Extracted data entries:
____
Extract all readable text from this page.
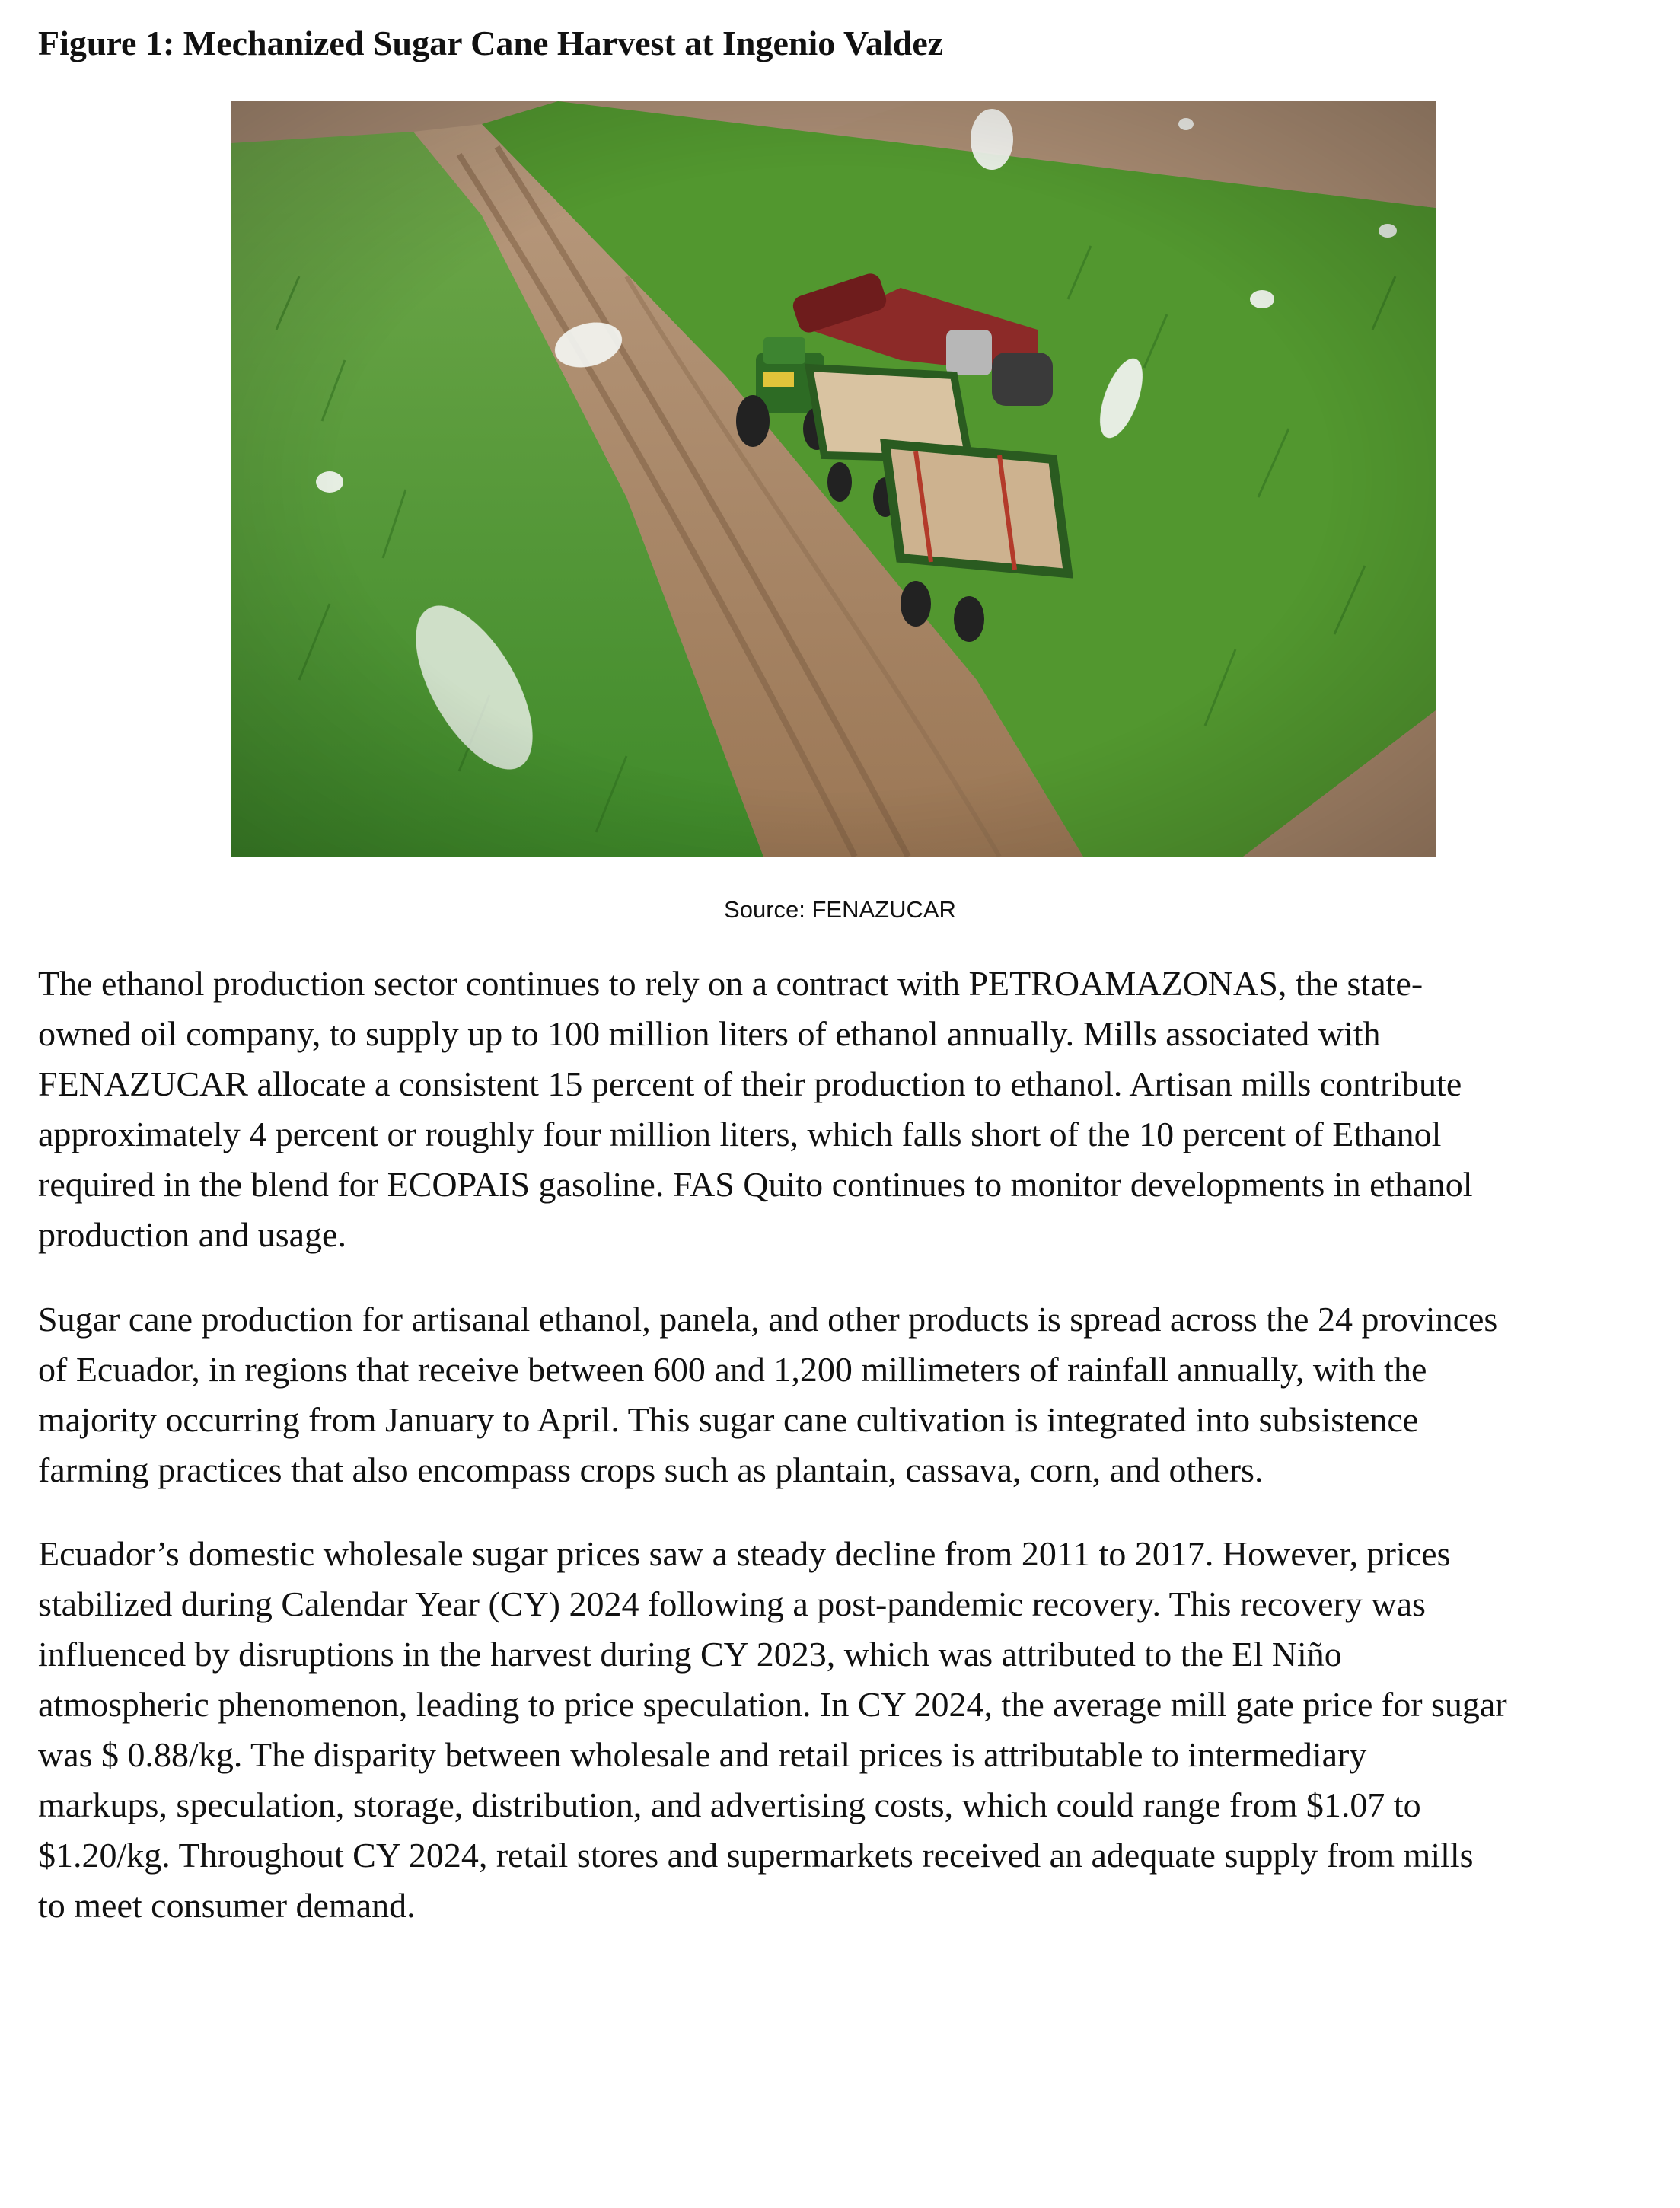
Figure 1: Mechanized Sugar Cane Harvest at Ingenio Valdez
Source: FENAZUCAR
The ethanol production sector continues to rely on a contract with PETROAMAZONAS, the state-
owned oil company, to supply up to 100 million liters of ethanol annually. Mills associated with
FENAZUCAR allocate a consistent 15 percent of their production to ethanol. Artisan mills contribute
approximately 4 percent or roughly four million liters, which falls short of the 10 percent of Ethanol
required in the blend for ECOPAIS gasoline. FAS Quito continues to monitor developments in ethanol
production and usage.
Sugar cane production for artisanal ethanol, panela, and other products is spread across the 24 provinces
of Ecuador, in regions that receive between 600 and 1,200 millimeters of rainfall annually, with the
majority occurring from January to April. This sugar cane cultivation is integrated into subsistence
farming practices that also encompass crops such as plantain, cassava, corn, and others.
Ecuador’s domestic wholesale sugar prices saw a steady decline from 2011 to 2017. However, prices
stabilized during Calendar Year (CY) 2024 following a post-pandemic recovery. This recovery was
influenced by disruptions in the harvest during CY 2023, which was attributed to the El Niño
atmospheric phenomenon, leading to price speculation. In CY 2024, the average mill gate price for sugar
was $ 0.88/kg. The disparity between wholesale and retail prices is attributable to intermediary
markups, speculation, storage, distribution, and advertising costs, which could range from $1.07 to
$1.20/kg. Throughout CY 2024, retail stores and supermarkets received an adequate supply from mills
to meet consumer demand.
____
_SET EXERCISE_.
Go through the data above and find the lines with the word "million". Copy each of those lines.

_RESPONSE TO THE EXERCISE_.
owned oil company, to supply up to 100 million liters of ethanol annually. Mills associated with
approximately 4 percent or roughly four million liters, which falls short of the 10 percent of Ethanol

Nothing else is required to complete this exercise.